(Figure record extracts)
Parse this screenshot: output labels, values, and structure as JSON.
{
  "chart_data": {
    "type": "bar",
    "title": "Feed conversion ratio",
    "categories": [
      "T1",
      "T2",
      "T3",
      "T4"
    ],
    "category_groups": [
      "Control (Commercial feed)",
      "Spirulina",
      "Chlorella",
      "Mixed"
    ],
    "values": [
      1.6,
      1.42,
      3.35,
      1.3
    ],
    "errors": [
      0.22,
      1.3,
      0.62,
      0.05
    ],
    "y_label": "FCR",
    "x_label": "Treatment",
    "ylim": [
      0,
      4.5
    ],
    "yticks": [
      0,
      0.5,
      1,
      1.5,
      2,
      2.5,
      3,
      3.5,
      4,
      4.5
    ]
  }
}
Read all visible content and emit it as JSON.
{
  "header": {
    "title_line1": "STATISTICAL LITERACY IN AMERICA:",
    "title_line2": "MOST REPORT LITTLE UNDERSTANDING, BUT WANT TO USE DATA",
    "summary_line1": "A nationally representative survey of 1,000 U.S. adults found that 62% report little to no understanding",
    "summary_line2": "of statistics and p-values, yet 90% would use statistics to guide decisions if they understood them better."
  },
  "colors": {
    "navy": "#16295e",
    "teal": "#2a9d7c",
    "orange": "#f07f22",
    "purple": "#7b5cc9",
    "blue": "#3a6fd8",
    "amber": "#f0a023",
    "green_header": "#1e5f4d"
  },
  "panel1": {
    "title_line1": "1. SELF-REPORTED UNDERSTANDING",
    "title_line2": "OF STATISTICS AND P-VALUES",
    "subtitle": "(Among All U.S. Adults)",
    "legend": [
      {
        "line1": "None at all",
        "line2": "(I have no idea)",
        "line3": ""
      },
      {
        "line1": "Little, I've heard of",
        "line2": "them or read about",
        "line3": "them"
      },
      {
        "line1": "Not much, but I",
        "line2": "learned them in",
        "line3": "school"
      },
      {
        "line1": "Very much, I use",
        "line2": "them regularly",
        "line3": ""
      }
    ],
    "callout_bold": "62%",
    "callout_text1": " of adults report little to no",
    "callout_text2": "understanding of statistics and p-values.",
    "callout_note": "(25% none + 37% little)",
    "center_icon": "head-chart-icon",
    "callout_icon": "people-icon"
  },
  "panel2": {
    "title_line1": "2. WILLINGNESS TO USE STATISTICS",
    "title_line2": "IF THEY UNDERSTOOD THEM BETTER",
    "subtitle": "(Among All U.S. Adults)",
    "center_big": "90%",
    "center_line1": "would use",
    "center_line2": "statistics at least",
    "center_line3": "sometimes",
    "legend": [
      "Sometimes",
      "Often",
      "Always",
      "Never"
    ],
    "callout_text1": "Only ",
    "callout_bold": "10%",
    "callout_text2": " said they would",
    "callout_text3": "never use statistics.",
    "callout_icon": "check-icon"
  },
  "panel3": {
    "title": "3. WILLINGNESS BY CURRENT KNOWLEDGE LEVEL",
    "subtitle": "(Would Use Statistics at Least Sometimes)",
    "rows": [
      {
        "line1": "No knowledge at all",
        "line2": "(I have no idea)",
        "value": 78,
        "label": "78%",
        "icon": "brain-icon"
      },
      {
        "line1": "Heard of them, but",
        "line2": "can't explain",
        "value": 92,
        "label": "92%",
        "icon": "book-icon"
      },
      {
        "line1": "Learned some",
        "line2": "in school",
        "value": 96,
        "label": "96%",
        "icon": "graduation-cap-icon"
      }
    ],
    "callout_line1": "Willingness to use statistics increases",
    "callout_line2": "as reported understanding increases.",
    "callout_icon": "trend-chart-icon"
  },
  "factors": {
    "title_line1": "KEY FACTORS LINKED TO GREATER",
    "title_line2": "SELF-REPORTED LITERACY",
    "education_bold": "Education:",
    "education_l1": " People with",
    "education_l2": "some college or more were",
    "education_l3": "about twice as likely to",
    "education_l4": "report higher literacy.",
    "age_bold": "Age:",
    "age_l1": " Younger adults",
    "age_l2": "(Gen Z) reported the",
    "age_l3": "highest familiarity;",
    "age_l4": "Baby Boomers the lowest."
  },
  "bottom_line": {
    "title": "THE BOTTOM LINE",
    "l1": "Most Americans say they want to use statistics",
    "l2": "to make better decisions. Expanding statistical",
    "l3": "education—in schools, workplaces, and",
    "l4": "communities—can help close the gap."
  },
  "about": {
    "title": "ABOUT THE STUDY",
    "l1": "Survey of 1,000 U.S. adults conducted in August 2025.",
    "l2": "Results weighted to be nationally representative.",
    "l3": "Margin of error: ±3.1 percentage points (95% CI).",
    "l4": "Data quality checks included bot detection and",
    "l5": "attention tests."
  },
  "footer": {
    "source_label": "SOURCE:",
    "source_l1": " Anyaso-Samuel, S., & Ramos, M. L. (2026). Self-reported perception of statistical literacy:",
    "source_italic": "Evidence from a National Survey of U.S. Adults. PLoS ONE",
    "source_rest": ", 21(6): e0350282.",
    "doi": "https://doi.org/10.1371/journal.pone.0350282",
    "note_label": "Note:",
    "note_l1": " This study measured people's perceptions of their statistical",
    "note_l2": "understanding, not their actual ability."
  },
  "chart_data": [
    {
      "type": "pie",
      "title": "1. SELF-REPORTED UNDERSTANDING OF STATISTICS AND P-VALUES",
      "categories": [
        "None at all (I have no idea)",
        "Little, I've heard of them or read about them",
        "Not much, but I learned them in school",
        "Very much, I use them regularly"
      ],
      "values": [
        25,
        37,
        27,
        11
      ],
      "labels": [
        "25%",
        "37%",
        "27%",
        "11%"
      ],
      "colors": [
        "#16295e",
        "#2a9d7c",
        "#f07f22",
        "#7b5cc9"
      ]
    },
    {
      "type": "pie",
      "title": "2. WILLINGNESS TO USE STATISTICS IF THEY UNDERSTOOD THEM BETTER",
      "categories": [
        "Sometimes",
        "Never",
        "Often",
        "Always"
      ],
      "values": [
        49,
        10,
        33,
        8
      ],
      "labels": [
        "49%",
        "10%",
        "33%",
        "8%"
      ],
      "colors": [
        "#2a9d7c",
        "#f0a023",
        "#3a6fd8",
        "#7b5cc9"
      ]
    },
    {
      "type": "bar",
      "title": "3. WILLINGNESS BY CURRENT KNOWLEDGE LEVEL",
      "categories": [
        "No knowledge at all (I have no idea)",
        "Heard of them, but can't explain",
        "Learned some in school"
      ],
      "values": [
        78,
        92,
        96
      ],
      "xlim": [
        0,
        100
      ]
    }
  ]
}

**Requirements:** Go through the records and print each one exactly.

**Solution to this exercise:**
Parse this screenshot: output labels, values, and structure as JSON.
{
  "chart_data": {
    "type": "bar",
    "title": "Feed conversion ratio",
    "categories": [
      "T1",
      "T2",
      "T3",
      "T4"
    ],
    "category_groups": [
      "Control (Commercial feed)",
      "Spirulina",
      "Chlorella",
      "Mixed"
    ],
    "values": [
      1.6,
      1.42,
      3.35,
      1.3
    ],
    "errors": [
      0.22,
      1.3,
      0.62,
      0.05
    ],
    "y_label": "FCR",
    "x_label": "Treatment",
    "ylim": [
      0,
      4.5
    ],
    "yticks": [
      0,
      0.5,
      1,
      1.5,
      2,
      2.5,
      3,
      3.5,
      4,
      4.5
    ]
  }
}
Read all visible content and emit it as JSON.
{
  "header": {
    "title_line1": "STATISTICAL LITERACY IN AMERICA:",
    "title_line2": "MOST REPORT LITTLE UNDERSTANDING, BUT WANT TO USE DATA",
    "summary_line1": "A nationally representative survey of 1,000 U.S. adults found that 62% report little to no understanding",
    "summary_line2": "of statistics and p-values, yet 90% would use statistics to guide decisions if they understood them better."
  },
  "colors": {
    "navy": "#16295e",
    "teal": "#2a9d7c",
    "orange": "#f07f22",
    "purple": "#7b5cc9",
    "blue": "#3a6fd8",
    "amber": "#f0a023",
    "green_header": "#1e5f4d"
  },
  "panel1": {
    "title_line1": "1. SELF-REPORTED UNDERSTANDING",
    "title_line2": "OF STATISTICS AND P-VALUES",
    "subtitle": "(Among All U.S. Adults)",
    "legend": [
      {
        "line1": "None at all",
        "line2": "(I have no idea)",
        "line3": ""
      },
      {
        "line1": "Little, I've heard of",
        "line2": "them or read about",
        "line3": "them"
      },
      {
        "line1": "Not much, but I",
        "line2": "learned them in",
        "line3": "school"
      },
      {
        "line1": "Very much, I use",
        "line2": "them regularly",
        "line3": ""
      }
    ],
    "callout_bold": "62%",
    "callout_text1": " of adults report little to no",
    "callout_text2": "understanding of statistics and p-values.",
    "callout_note": "(25% none + 37% little)",
    "center_icon": "head-chart-icon",
    "callout_icon": "people-icon"
  },
  "panel2": {
    "title_line1": "2. WILLINGNESS TO USE STATISTICS",
    "title_line2": "IF THEY UNDERSTOOD THEM BETTER",
    "subtitle": "(Among All U.S. Adults)",
    "center_big": "90%",
    "center_line1": "would use",
    "center_line2": "statistics at least",
    "center_line3": "sometimes",
    "legend": [
      "Sometimes",
      "Often",
      "Always",
      "Never"
    ],
    "callout_text1": "Only ",
    "callout_bold": "10%",
    "callout_text2": " said they would",
    "callout_text3": "never use statistics.",
    "callout_icon": "check-icon"
  },
  "panel3": {
    "title": "3. WILLINGNESS BY CURRENT KNOWLEDGE LEVEL",
    "subtitle": "(Would Use Statistics at Least Sometimes)",
    "rows": [
      {
        "line1": "No knowledge at all",
        "line2": "(I have no idea)",
        "value": 78,
        "label": "78%",
        "icon": "brain-icon"
      },
      {
        "line1": "Heard of them, but",
        "line2": "can't explain",
        "value": 92,
        "label": "92%",
        "icon": "book-icon"
      },
      {
        "line1": "Learned some",
        "line2": "in school",
        "value": 96,
        "label": "96%",
        "icon": "graduation-cap-icon"
      }
    ],
    "callout_line1": "Willingness to use statistics increases",
    "callout_line2": "as reported understanding increases.",
    "callout_icon": "trend-chart-icon"
  },
  "factors": {
    "title_line1": "KEY FACTORS LINKED TO GREATER",
    "title_line2": "SELF-REPORTED LITERACY",
    "education_bold": "Education:",
    "education_l1": " People with",
    "education_l2": "some college or more were",
    "education_l3": "about twice as likely to",
    "education_l4": "report higher literacy.",
    "age_bold": "Age:",
    "age_l1": " Younger adults",
    "age_l2": "(Gen Z) reported the",
    "age_l3": "highest familiarity;",
    "age_l4": "Baby Boomers the lowest."
  },
  "bottom_line": {
    "title": "THE BOTTOM LINE",
    "l1": "Most Americans say they want to use statistics",
    "l2": "to make better decisions. Expanding statistical",
    "l3": "education—in schools, workplaces, and",
    "l4": "communities—can help close the gap."
  },
  "about": {
    "title": "ABOUT THE STUDY",
    "l1": "Survey of 1,000 U.S. adults conducted in August 2025.",
    "l2": "Results weighted to be nationally representative.",
    "l3": "Margin of error: ±3.1 percentage points (95% CI).",
    "l4": "Data quality checks included bot detection and",
    "l5": "attention tests."
  },
  "footer": {
    "source_label": "SOURCE:",
    "source_l1": " Anyaso-Samuel, S., & Ramos, M. L. (2026). Self-reported perception of statistical literacy:",
    "source_italic": "Evidence from a National Survey of U.S. Adults. PLoS ONE",
    "source_rest": ", 21(6): e0350282.",
    "doi": "https://doi.org/10.1371/journal.pone.0350282",
    "note_label": "Note:",
    "note_l1": " This study measured people's perceptions of their statistical",
    "note_l2": "understanding, not their actual ability."
  },
  "chart_data": [
    {
      "type": "pie",
      "title": "1. SELF-REPORTED UNDERSTANDING OF STATISTICS AND P-VALUES",
      "categories": [
        "None at all (I have no idea)",
        "Little, I've heard of them or read about them",
        "Not much, but I learned them in school",
        "Very much, I use them regularly"
      ],
      "values": [
        25,
        37,
        27,
        11
      ],
      "labels": [
        "25%",
        "37%",
        "27%",
        "11%"
      ],
      "colors": [
        "#16295e",
        "#2a9d7c",
        "#f07f22",
        "#7b5cc9"
      ]
    },
    {
      "type": "pie",
      "title": "2. WILLINGNESS TO USE STATISTICS IF THEY UNDERSTOOD THEM BETTER",
      "categories": [
        "Sometimes",
        "Never",
        "Often",
        "Always"
      ],
      "values": [
        49,
        10,
        33,
        8
      ],
      "labels": [
        "49%",
        "10%",
        "33%",
        "8%"
      ],
      "colors": [
        "#2a9d7c",
        "#f0a023",
        "#3a6fd8",
        "#7b5cc9"
      ]
    },
    {
      "type": "bar",
      "title": "3. WILLINGNESS BY CURRENT KNOWLEDGE LEVEL",
      "categories": [
        "No knowledge at all (I have no idea)",
        "Heard of them, but can't explain",
        "Learned some in school"
      ],
      "values": [
        78,
        92,
        96
      ],
      "xlim": [
        0,
        100
      ]
    }
  ]
}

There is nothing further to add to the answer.